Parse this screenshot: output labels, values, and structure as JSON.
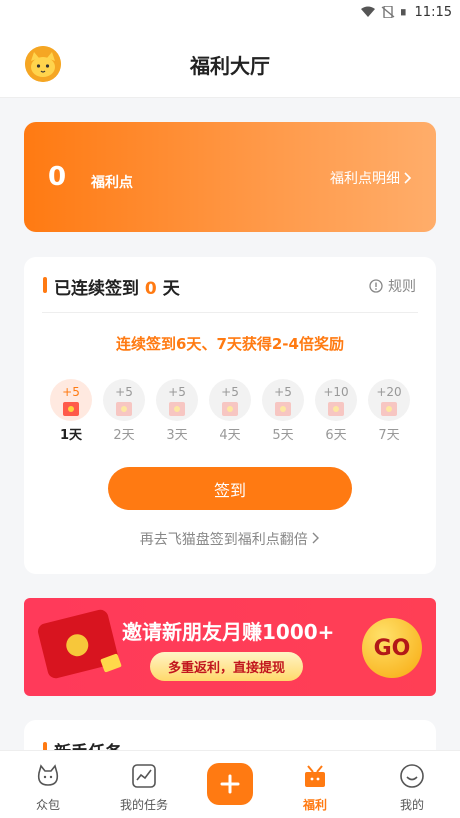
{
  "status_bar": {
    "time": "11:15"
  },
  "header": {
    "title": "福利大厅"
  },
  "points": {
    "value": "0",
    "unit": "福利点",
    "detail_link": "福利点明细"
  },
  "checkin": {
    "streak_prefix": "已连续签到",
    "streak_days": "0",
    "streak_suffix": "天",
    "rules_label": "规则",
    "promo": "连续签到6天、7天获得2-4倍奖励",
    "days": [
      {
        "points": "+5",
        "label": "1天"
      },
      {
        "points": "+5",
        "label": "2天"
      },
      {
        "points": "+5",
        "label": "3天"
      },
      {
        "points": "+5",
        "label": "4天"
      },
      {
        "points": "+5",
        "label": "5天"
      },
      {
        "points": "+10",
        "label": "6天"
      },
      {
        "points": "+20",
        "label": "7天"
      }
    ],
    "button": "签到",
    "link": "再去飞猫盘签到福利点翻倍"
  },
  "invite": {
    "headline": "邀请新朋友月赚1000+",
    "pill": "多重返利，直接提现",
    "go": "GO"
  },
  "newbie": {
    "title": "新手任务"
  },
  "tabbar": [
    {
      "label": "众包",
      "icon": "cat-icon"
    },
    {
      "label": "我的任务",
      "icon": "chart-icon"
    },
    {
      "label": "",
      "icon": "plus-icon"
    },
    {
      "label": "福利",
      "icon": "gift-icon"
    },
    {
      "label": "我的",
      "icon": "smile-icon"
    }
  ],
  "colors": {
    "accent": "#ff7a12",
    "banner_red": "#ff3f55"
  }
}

...

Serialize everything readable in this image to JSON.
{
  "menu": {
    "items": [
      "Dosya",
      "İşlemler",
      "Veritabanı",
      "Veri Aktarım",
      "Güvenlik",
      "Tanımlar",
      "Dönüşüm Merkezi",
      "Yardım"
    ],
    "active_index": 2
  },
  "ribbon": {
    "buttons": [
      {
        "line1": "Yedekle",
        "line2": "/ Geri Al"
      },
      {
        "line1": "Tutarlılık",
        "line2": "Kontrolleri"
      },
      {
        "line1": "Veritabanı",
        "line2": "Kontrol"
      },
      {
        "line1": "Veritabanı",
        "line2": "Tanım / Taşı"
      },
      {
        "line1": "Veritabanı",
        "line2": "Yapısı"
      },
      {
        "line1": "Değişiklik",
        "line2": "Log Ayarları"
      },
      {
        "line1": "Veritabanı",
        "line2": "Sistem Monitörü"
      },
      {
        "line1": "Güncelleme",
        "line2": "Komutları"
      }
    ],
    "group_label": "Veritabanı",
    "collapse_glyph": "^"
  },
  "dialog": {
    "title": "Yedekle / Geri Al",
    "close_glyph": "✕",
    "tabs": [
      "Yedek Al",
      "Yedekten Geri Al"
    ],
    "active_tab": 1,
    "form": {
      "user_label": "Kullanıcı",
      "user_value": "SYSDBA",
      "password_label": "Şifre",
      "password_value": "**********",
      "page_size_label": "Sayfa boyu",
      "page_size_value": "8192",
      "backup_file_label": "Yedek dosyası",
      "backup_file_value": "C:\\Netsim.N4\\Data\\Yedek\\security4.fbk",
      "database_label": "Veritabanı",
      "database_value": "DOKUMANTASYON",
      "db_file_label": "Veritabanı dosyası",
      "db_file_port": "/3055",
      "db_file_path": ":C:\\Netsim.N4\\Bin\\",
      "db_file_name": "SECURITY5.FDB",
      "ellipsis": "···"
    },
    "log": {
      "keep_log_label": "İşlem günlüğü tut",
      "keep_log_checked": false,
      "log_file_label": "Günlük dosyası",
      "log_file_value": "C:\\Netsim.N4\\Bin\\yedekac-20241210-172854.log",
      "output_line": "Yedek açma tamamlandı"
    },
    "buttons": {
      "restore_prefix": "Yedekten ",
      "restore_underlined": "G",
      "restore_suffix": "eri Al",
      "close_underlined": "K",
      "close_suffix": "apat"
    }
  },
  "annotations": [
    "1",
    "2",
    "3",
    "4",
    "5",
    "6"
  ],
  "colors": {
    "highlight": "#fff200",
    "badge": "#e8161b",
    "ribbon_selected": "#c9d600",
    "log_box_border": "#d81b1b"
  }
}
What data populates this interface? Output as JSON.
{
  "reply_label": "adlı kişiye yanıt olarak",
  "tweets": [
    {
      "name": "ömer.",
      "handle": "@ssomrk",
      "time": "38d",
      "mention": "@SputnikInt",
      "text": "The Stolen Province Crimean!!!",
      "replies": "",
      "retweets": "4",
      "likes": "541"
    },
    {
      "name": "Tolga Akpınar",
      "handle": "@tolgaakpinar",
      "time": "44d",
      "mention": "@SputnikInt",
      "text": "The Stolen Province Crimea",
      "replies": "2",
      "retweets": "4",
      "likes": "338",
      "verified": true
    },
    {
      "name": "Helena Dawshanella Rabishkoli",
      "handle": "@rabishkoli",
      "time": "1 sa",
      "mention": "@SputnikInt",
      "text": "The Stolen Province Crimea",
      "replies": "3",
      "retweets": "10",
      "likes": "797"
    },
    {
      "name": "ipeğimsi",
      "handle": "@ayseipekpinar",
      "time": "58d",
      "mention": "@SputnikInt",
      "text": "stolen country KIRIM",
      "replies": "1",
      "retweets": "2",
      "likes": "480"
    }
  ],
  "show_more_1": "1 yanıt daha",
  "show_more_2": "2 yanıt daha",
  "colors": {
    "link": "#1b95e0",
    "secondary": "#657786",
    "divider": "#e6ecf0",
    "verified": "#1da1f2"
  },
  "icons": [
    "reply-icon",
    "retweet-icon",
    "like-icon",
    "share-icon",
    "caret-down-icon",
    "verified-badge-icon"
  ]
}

*Directive*:
In the entries above, find each line with the word "Yedekle" and show it.

*Written reply*:
        "line1": "Yedekle",
    "title": "Yedekle / Geri Al",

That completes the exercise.